** start TASK MATERIAL **
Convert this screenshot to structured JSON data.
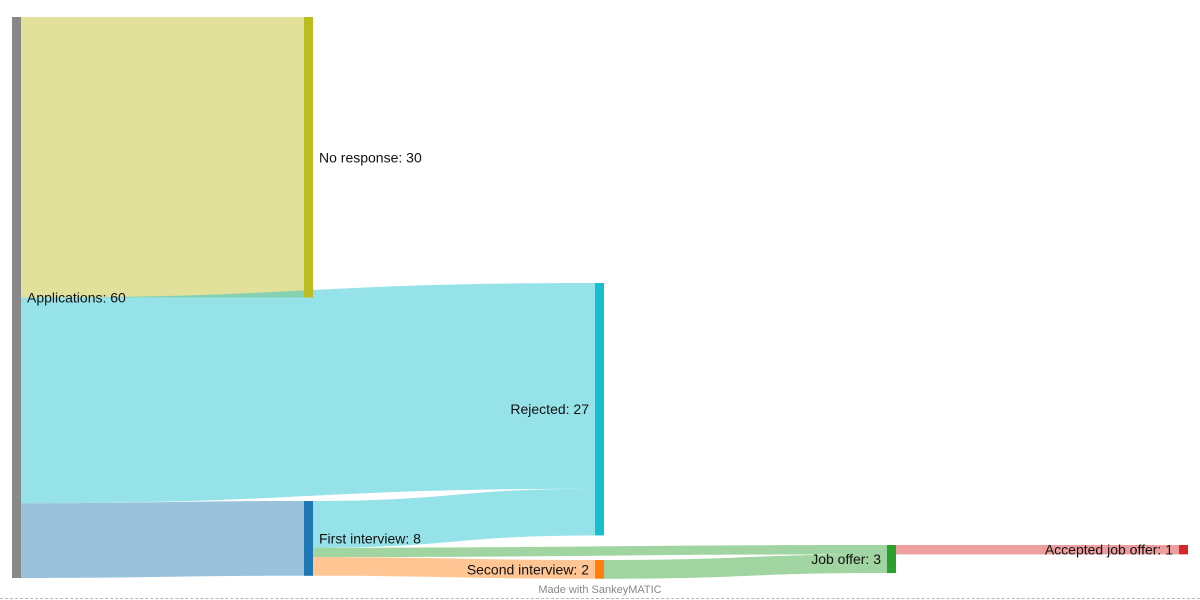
{
  "nodes": [
    {
      "id": "applications",
      "label": "Applications: 60",
      "color": "#888888"
    },
    {
      "id": "no-response",
      "label": "No response: 30",
      "color": "#bcbd22"
    },
    {
      "id": "rejected",
      "label": "Rejected: 27",
      "color": "#17becf"
    },
    {
      "id": "first-interview",
      "label": "First interview: 8",
      "color": "#1f77b4"
    },
    {
      "id": "second-interview",
      "label": "Second interview: 2",
      "color": "#ff7f0e"
    },
    {
      "id": "job-offer",
      "label": "Job offer: 3",
      "color": "#2ca02c"
    },
    {
      "id": "accepted-job-offer",
      "label": "Accepted job offer: 1",
      "color": "#d62728"
    }
  ],
  "flows": [
    {
      "source": "applications",
      "target": "no-response",
      "value": 30
    },
    {
      "source": "applications",
      "target": "rejected",
      "value": 22
    },
    {
      "source": "applications",
      "target": "first-interview",
      "value": 8
    },
    {
      "source": "first-interview",
      "target": "rejected",
      "value": 5
    },
    {
      "source": "first-interview",
      "target": "job-offer",
      "value": 1
    },
    {
      "source": "first-interview",
      "target": "second-interview",
      "value": 2
    },
    {
      "source": "second-interview",
      "target": "job-offer",
      "value": 2
    },
    {
      "source": "job-offer",
      "target": "accepted-job-offer",
      "value": 1
    }
  ],
  "footer": {
    "credit": "Made with SankeyMATIC"
  }
}
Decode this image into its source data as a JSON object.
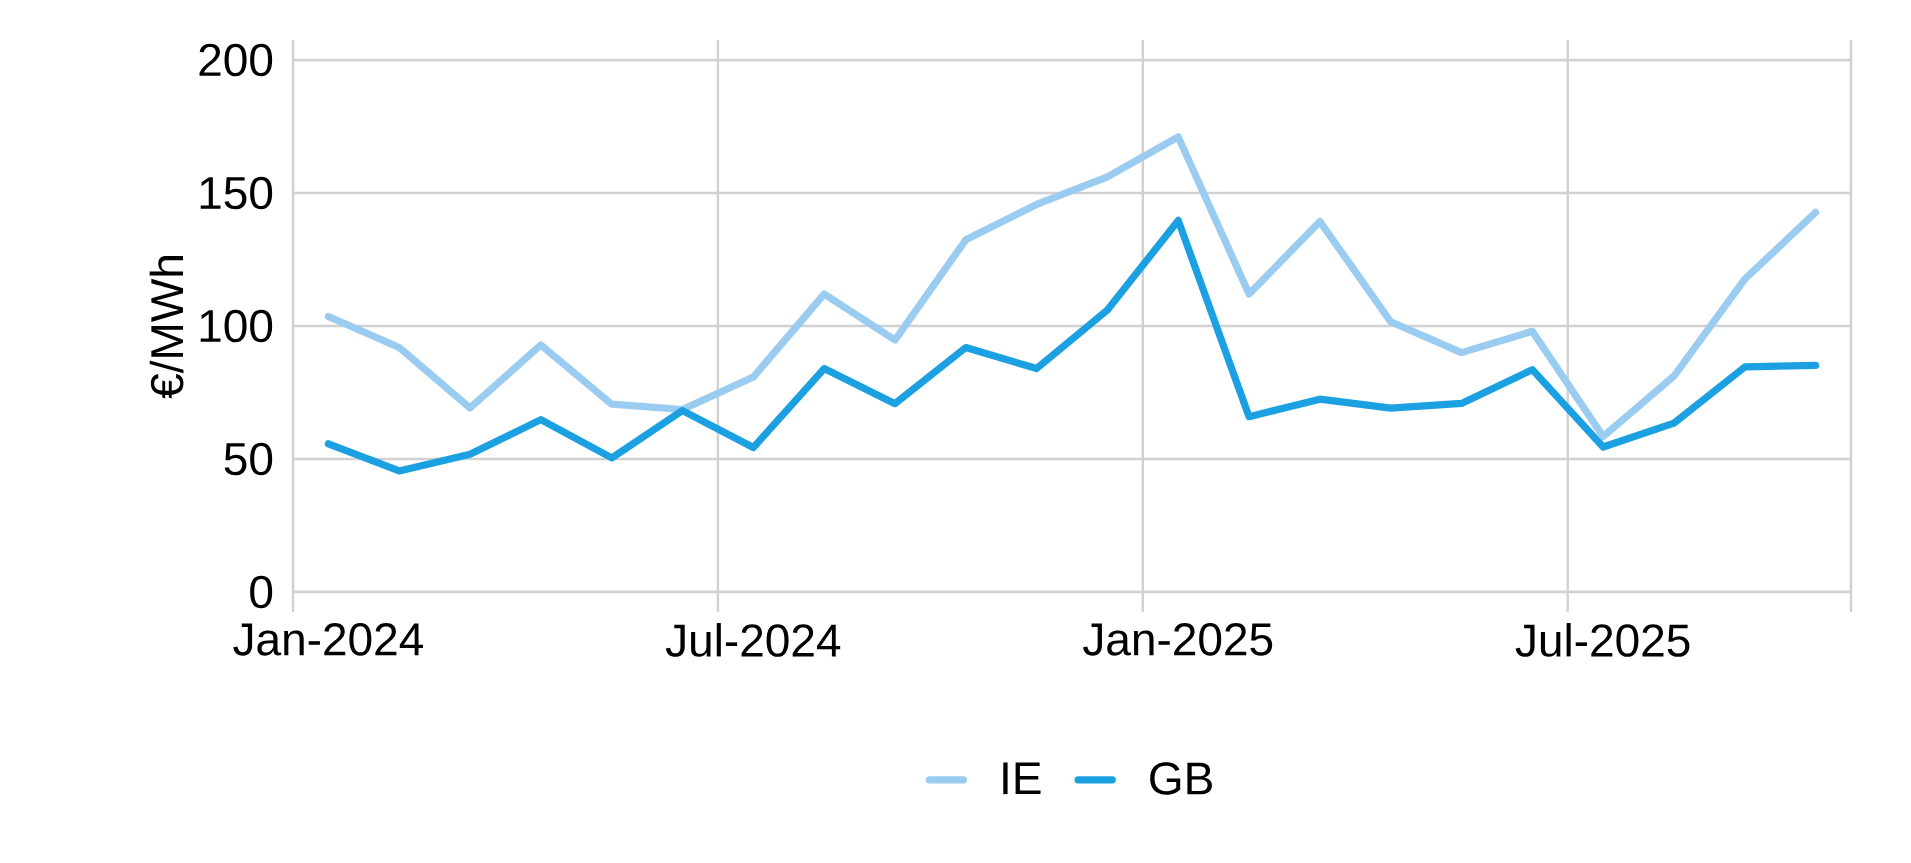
{
  "chart_data": {
    "type": "line",
    "ylabel": "€/MWh",
    "categories": [
      "Jan-2024",
      null,
      null,
      null,
      null,
      null,
      "Jul-2024",
      null,
      null,
      null,
      null,
      null,
      "Jan-2025",
      null,
      null,
      null,
      null,
      null,
      "Jul-2025",
      null,
      null,
      null
    ],
    "series": [
      {
        "name": "IE",
        "color": "#99ccf0",
        "values": [
          103.6,
          91.9,
          69.2,
          92.9,
          70.6,
          68.6,
          80.8,
          112,
          94.7,
          132.4,
          145.7,
          156.1,
          171.1,
          112,
          139.3,
          101.6,
          90,
          98,
          58.5,
          81.2,
          117.6,
          142.7
        ]
      },
      {
        "name": "GB",
        "color": "#1ba1e2",
        "values": [
          55.7,
          45.5,
          51.8,
          64.8,
          50.4,
          68.2,
          54.3,
          84,
          70.8,
          91.9,
          84,
          106,
          139.7,
          65.9,
          72.5,
          69.1,
          70.9,
          83.6,
          54.5,
          63.5,
          84.6,
          85.2
        ]
      }
    ],
    "ylim": [
      0,
      200
    ],
    "yticks": [
      0,
      50,
      100,
      150,
      200
    ],
    "grid": true,
    "legend": "bottom"
  }
}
** end TASK MATERIAL **
◆ **WHAT IS EXPECTED**:
Determine how many lines in the data above contain the string "interview". Give nothing except the number.

◆ **FULL OUTPUT**:
10